Written task:
Give only the number of lines that include the string "Output".

--------------------

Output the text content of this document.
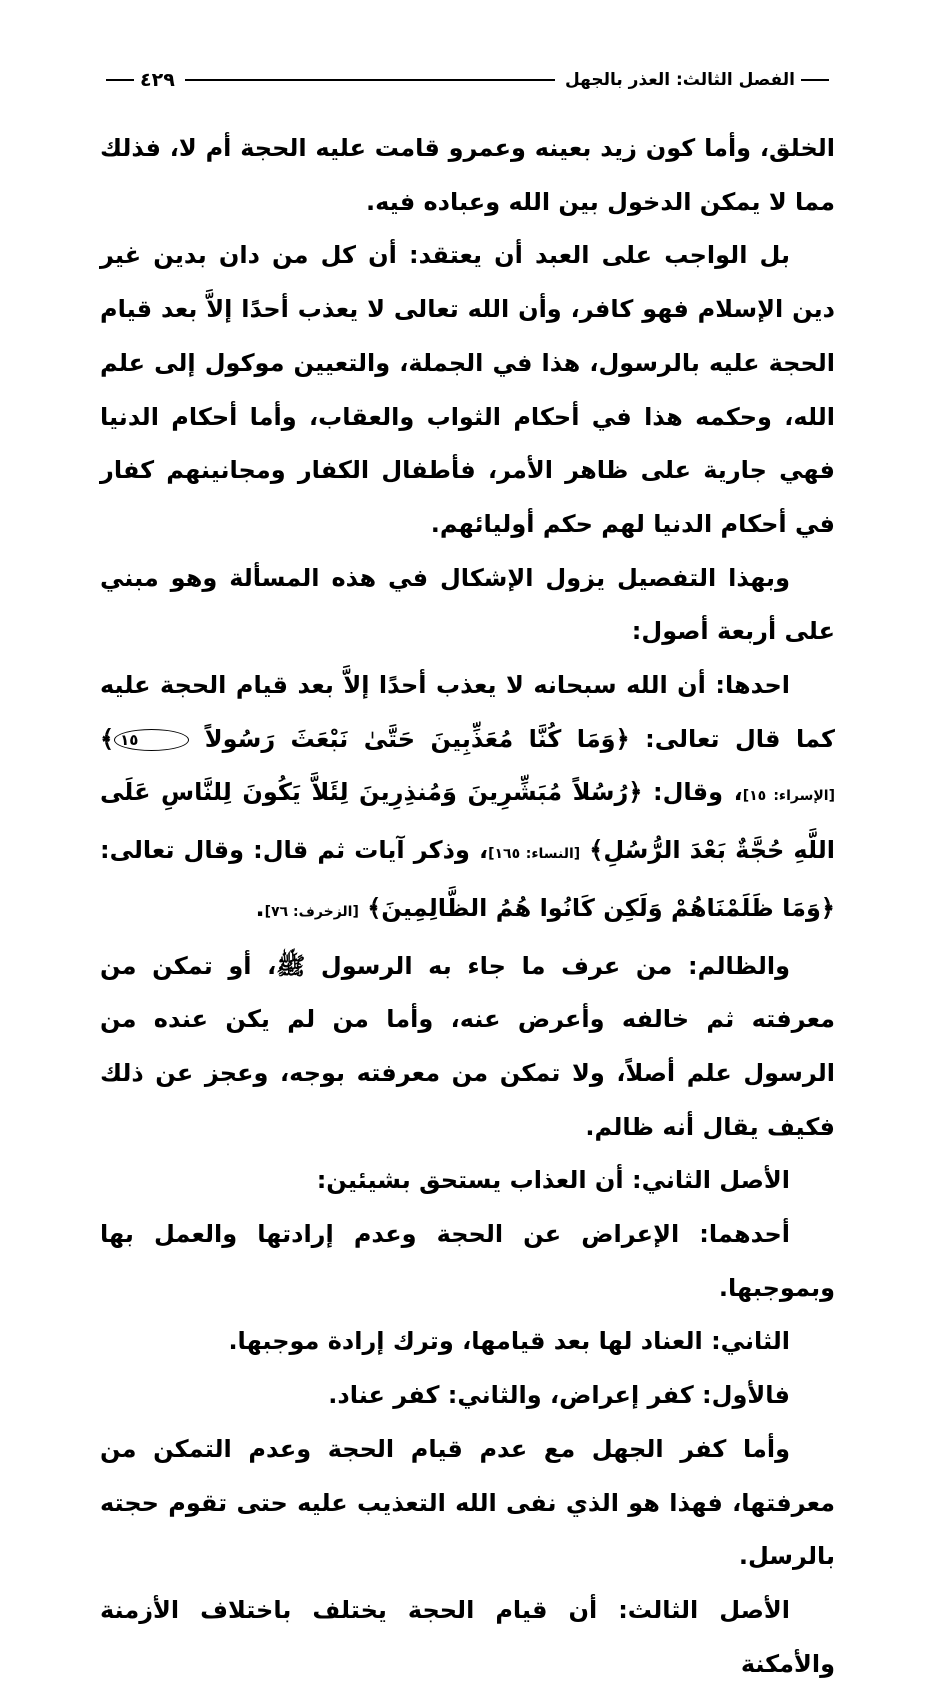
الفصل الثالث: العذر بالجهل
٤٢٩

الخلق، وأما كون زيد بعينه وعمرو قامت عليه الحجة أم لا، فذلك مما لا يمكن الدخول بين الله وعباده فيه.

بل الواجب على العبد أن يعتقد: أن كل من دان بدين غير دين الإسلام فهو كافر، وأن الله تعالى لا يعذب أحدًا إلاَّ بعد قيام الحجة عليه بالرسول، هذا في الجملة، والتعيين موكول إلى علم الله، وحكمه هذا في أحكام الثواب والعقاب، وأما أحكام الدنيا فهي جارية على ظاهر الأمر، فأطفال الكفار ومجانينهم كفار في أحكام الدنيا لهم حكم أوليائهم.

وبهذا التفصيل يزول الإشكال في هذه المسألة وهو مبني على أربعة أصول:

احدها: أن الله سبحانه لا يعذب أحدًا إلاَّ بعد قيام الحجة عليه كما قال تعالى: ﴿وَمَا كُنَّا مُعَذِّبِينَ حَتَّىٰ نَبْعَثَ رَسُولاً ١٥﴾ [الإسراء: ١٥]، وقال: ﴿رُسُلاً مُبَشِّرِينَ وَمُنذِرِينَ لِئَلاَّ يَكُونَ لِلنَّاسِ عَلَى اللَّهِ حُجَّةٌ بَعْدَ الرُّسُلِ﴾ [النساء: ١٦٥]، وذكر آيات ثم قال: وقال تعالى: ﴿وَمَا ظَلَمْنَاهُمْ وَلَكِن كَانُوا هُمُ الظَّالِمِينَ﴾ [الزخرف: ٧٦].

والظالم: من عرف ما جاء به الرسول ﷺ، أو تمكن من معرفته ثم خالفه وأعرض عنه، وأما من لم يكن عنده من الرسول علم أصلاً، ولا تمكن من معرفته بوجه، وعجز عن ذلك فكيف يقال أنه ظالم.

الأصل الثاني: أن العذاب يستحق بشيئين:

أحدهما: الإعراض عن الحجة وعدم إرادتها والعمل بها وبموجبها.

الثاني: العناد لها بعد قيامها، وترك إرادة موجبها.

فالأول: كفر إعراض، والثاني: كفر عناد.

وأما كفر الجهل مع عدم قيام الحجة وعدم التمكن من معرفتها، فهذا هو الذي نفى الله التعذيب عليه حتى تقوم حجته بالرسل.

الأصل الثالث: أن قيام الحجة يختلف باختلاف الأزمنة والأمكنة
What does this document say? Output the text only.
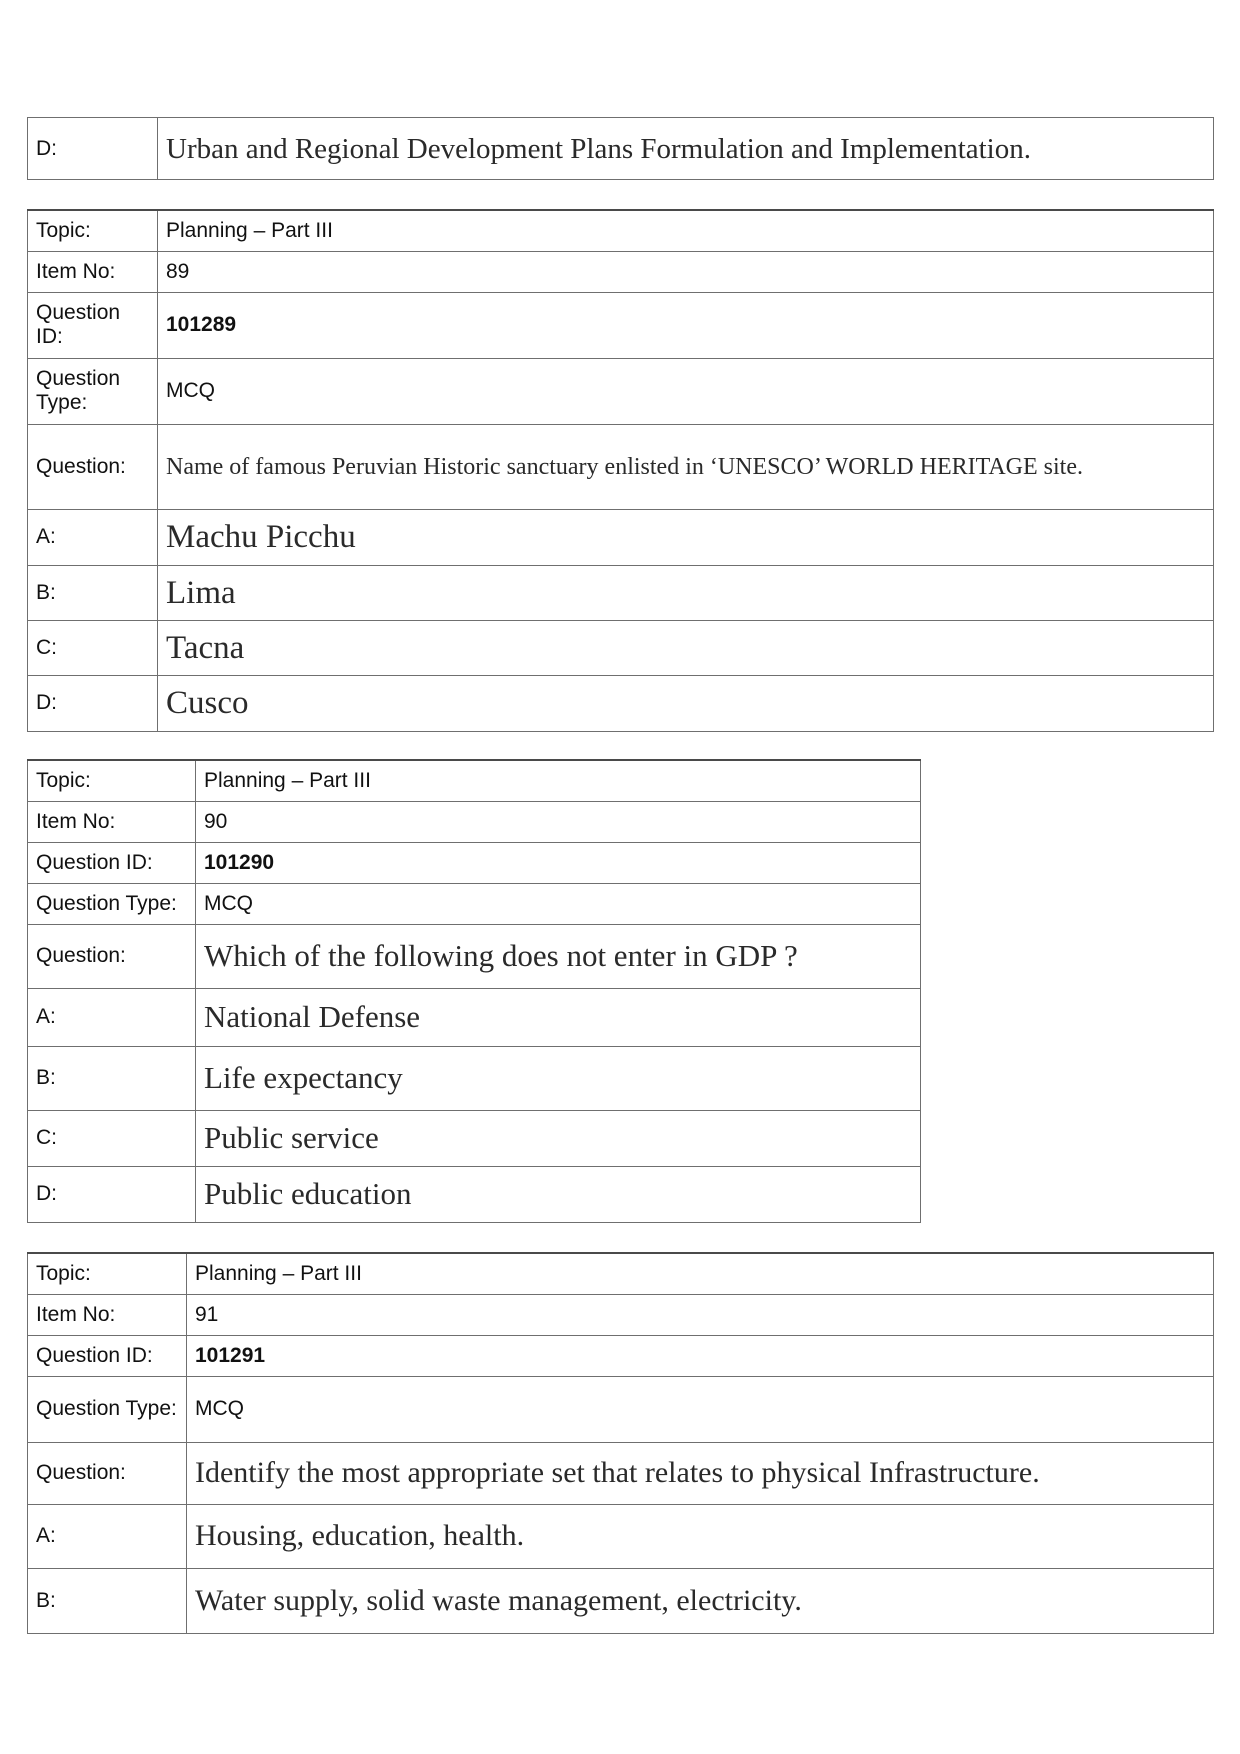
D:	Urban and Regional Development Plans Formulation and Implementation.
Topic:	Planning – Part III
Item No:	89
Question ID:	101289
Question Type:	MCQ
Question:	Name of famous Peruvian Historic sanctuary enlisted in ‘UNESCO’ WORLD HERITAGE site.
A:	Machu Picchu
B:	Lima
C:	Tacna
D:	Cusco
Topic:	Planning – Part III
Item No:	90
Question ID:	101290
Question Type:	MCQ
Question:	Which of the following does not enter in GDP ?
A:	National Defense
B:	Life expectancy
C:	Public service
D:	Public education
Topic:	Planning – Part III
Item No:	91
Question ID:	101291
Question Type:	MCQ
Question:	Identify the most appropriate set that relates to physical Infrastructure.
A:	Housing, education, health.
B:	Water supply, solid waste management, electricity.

--------------------

Answer for the task:
2